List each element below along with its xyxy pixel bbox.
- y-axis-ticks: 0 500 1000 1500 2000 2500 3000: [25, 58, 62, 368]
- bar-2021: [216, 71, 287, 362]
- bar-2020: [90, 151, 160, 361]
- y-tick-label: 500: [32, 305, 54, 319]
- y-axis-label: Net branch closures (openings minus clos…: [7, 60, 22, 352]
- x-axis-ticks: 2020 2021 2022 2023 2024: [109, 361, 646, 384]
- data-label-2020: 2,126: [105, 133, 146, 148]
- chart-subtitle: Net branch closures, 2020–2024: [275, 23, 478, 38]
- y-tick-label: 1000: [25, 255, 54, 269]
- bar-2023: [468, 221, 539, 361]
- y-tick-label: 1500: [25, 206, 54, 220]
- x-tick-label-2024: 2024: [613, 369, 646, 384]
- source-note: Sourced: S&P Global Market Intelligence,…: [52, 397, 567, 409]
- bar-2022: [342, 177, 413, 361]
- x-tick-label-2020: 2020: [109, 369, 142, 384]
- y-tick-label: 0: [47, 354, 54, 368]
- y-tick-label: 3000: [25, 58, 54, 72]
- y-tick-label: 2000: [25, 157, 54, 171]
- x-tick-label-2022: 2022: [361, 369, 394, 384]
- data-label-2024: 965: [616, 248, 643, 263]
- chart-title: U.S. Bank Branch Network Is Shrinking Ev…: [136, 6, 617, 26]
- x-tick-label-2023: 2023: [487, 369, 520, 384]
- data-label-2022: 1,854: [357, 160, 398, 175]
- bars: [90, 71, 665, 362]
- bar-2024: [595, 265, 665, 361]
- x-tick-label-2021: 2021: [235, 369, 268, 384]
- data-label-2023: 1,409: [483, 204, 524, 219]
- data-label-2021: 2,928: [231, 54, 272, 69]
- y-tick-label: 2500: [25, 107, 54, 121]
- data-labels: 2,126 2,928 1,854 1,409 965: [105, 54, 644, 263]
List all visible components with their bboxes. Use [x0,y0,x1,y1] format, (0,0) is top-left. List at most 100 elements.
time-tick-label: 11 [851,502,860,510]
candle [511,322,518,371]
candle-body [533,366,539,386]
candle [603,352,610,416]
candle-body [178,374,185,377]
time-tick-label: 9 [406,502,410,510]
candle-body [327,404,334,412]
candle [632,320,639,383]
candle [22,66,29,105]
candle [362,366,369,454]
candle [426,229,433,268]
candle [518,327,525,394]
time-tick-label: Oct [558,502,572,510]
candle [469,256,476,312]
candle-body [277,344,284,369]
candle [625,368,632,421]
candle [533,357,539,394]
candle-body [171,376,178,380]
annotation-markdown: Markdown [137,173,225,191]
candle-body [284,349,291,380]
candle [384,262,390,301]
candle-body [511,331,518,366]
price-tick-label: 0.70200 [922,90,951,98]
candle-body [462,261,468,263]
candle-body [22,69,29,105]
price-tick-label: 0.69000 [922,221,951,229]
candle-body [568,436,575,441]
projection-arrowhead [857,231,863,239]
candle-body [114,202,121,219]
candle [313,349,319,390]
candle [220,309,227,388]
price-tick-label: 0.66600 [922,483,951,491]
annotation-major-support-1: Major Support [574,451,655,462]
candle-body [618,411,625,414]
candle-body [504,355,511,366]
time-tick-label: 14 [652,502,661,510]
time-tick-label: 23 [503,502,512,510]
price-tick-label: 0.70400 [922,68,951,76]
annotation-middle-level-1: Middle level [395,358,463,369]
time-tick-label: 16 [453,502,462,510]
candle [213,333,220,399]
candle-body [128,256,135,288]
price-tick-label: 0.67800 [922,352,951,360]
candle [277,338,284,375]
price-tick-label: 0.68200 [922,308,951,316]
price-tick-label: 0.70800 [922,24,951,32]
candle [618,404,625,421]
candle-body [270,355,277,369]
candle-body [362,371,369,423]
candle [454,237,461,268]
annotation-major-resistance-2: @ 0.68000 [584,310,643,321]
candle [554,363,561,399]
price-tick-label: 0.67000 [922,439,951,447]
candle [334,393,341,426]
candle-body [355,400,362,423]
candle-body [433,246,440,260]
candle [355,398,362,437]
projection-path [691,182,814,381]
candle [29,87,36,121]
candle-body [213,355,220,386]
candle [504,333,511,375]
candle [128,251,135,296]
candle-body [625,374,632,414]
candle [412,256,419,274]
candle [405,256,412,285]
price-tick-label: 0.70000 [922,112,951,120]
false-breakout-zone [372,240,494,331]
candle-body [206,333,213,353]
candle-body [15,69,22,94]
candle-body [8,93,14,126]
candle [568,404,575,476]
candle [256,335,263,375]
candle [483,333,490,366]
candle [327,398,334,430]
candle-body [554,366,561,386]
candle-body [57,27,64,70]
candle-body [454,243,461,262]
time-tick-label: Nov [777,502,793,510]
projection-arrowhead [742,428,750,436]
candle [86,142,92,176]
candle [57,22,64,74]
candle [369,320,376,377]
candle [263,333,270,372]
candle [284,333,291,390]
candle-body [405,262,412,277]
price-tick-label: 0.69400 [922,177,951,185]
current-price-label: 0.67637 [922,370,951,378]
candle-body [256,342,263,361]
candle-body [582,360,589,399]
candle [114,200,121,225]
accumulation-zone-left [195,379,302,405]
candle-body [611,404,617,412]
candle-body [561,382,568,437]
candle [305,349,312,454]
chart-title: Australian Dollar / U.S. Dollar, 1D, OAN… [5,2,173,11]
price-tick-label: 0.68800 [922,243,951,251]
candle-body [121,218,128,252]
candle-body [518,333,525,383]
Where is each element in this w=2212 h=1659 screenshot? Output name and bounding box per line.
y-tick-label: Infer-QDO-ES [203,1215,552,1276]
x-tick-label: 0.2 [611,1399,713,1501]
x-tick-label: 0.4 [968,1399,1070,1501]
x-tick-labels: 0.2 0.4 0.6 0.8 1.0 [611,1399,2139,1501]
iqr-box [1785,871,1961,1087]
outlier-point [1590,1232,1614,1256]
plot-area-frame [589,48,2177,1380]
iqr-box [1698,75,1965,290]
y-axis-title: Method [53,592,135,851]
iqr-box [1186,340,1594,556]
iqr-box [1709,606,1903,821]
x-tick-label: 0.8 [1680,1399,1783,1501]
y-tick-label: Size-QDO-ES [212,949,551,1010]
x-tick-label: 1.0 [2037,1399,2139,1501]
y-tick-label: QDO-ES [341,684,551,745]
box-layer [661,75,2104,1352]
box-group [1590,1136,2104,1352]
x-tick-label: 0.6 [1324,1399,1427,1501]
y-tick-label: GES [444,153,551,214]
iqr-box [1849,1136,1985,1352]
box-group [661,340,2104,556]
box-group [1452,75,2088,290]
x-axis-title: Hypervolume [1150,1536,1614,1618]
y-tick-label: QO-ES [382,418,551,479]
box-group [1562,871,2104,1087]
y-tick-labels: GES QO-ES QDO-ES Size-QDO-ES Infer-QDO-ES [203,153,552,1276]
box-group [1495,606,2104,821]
_ _ _ _ _
O que fazer:
Reproduza todas as linhas dos registros acima, sem mudar nenhum caractere.

Resposta correta:
List each element below along with its xyxy pixel bbox.
- y-axis-ticks: 0 500 1000 1500 2000 2500 3000: [25, 58, 62, 368]
- bar-2021: [216, 71, 287, 362]
- bar-2020: [90, 151, 160, 361]
- y-tick-label: 500: [32, 305, 54, 319]
- y-axis-label: Net branch closures (openings minus clos…: [7, 60, 22, 352]
- x-axis-ticks: 2020 2021 2022 2023 2024: [109, 361, 646, 384]
- data-label-2020: 2,126: [105, 133, 146, 148]
- chart-subtitle: Net branch closures, 2020–2024: [275, 23, 478, 38]
- y-tick-label: 1000: [25, 255, 54, 269]
- bar-2023: [468, 221, 539, 361]
- y-tick-label: 1500: [25, 206, 54, 220]
- x-tick-label-2024: 2024: [613, 369, 646, 384]
- source-note: Sourced: S&P Global Market Intelligence,…: [52, 397, 567, 409]
- bar-2022: [342, 177, 413, 361]
- x-tick-label-2020: 2020: [109, 369, 142, 384]
- y-tick-label: 0: [47, 354, 54, 368]
- y-tick-label: 3000: [25, 58, 54, 72]
- y-tick-label: 2000: [25, 157, 54, 171]
- x-tick-label-2022: 2022: [361, 369, 394, 384]
- data-label-2024: 965: [616, 248, 643, 263]
- chart-title: U.S. Bank Branch Network Is Shrinking Ev…: [136, 6, 617, 26]
- x-tick-label-2023: 2023: [487, 369, 520, 384]
- data-label-2022: 1,854: [357, 160, 398, 175]
- bars: [90, 71, 665, 362]
- bar-2024: [595, 265, 665, 361]
- x-tick-label-2021: 2021: [235, 369, 268, 384]
- data-label-2023: 1,409: [483, 204, 524, 219]
- data-label-2021: 2,928: [231, 54, 272, 69]
- y-tick-label: 2500: [25, 107, 54, 121]
- data-labels: 2,126 2,928 1,854 1,409 965: [105, 54, 644, 263]
List all visible components with their bboxes. Use [x0,y0,x1,y1] format, (0,0) is top-left. List at most 100 elements.
time-tick-label: 11 [851,502,860,510]
candle [511,322,518,371]
candle-body [533,366,539,386]
candle [603,352,610,416]
candle-body [178,374,185,377]
time-tick-label: 9 [406,502,410,510]
candle-body [327,404,334,412]
candle [632,320,639,383]
candle [22,66,29,105]
candle [362,366,369,454]
candle [426,229,433,268]
candle [518,327,525,394]
time-tick-label: Oct [558,502,572,510]
candle [469,256,476,312]
candle-body [277,344,284,369]
candle [625,368,632,421]
candle [533,357,539,394]
candle-body [171,376,178,380]
annotation-markdown: Markdown [137,173,225,191]
candle-body [284,349,291,380]
candle [384,262,390,301]
candle-body [511,331,518,366]
price-tick-label: 0.70200 [922,90,951,98]
candle-body [462,261,468,263]
candle-body [22,69,29,105]
price-tick-label: 0.69000 [922,221,951,229]
candle-body [568,436,575,441]
projection-arrowhead [857,231,863,239]
candle-body [114,202,121,219]
candle [313,349,319,390]
candle [220,309,227,388]
price-tick-label: 0.66600 [922,483,951,491]
annotation-major-support-1: Major Support [574,451,655,462]
candle-body [618,411,625,414]
candle-body [504,355,511,366]
time-tick-label: 14 [652,502,661,510]
time-tick-label: 23 [503,502,512,510]
price-tick-label: 0.70400 [922,68,951,76]
annotation-middle-level-1: Middle level [395,358,463,369]
time-tick-label: 16 [453,502,462,510]
candle [213,333,220,399]
candle-body [128,256,135,288]
price-tick-label: 0.67800 [922,352,951,360]
candle [277,338,284,375]
price-tick-label: 0.68200 [922,308,951,316]
price-tick-label: 0.70800 [922,24,951,32]
candle [618,404,625,421]
candle-body [270,355,277,369]
candle-body [362,371,369,423]
candle [454,237,461,268]
annotation-major-resistance-2: @ 0.68000 [584,310,643,321]
candle [554,363,561,399]
price-tick-label: 0.67000 [922,439,951,447]
candle [334,393,341,426]
candle-body [355,400,362,423]
candle-body [433,246,440,260]
candle [355,398,362,437]
projection-path [691,182,814,381]
candle [29,87,36,121]
candle-body [213,355,220,386]
candle [504,333,511,375]
candle [128,251,135,296]
candle-body [625,374,632,414]
candle [412,256,419,274]
candle [405,256,412,285]
price-tick-label: 0.70000 [922,112,951,120]
false-breakout-zone [372,240,494,331]
candle-body [206,333,213,353]
candle-body [15,69,22,94]
candle-body [8,93,14,126]
candle [568,404,575,476]
candle [256,335,263,375]
candle [483,333,490,366]
candle [327,398,334,430]
candle-body [554,366,561,386]
candle-body [57,27,64,70]
candle-body [454,243,461,262]
time-tick-label: Nov [777,502,793,510]
projection-arrowhead [742,428,750,436]
candle [86,142,92,176]
candle [57,22,64,74]
candle [369,320,376,377]
candle [263,333,270,372]
candle [284,333,291,390]
candle-body [405,262,412,277]
price-tick-label: 0.69400 [922,177,951,185]
current-price-label: 0.67637 [922,370,951,378]
candle-body [256,342,263,361]
candle-body [582,360,589,399]
candle [114,200,121,225]
accumulation-zone-left [195,379,302,405]
candle-body [611,404,617,412]
candle-body [561,382,568,437]
candle [305,349,312,454]
chart-title: Australian Dollar / U.S. Dollar, 1D, OAN… [5,2,173,11]
price-tick-label: 0.68800 [922,243,951,251]
candle-body [121,218,128,252]
candle-body [518,333,525,383]
Where is each element in this w=2212 h=1659 screenshot? Output name and bounding box per line.
y-tick-label: Infer-QDO-ES [203,1215,552,1276]
x-tick-label: 0.2 [611,1399,713,1501]
x-tick-label: 0.4 [968,1399,1070,1501]
x-tick-labels: 0.2 0.4 0.6 0.8 1.0 [611,1399,2139,1501]
iqr-box [1785,871,1961,1087]
outlier-point [1590,1232,1614,1256]
plot-area-frame [589,48,2177,1380]
iqr-box [1698,75,1965,290]
y-axis-title: Method [53,592,135,851]
iqr-box [1186,340,1594,556]
iqr-box [1709,606,1903,821]
x-tick-label: 0.8 [1680,1399,1783,1501]
y-tick-label: Size-QDO-ES [212,949,551,1010]
x-tick-label: 1.0 [2037,1399,2139,1501]
y-tick-label: QDO-ES [341,684,551,745]
box-layer [661,75,2104,1352]
box-group [1590,1136,2104,1352]
x-tick-label: 0.6 [1324,1399,1427,1501]
y-tick-label: GES [444,153,551,214]
iqr-box [1849,1136,1985,1352]
box-group [661,340,2104,556]
box-group [1452,75,2088,290]
x-axis-title: Hypervolume [1150,1536,1614,1618]
y-tick-label: QO-ES [382,418,551,479]
box-group [1562,871,2104,1087]
y-tick-labels: GES QO-ES QDO-ES Size-QDO-ES Infer-QDO-ES [203,153,552,1276]
box-group [1495,606,2104,821]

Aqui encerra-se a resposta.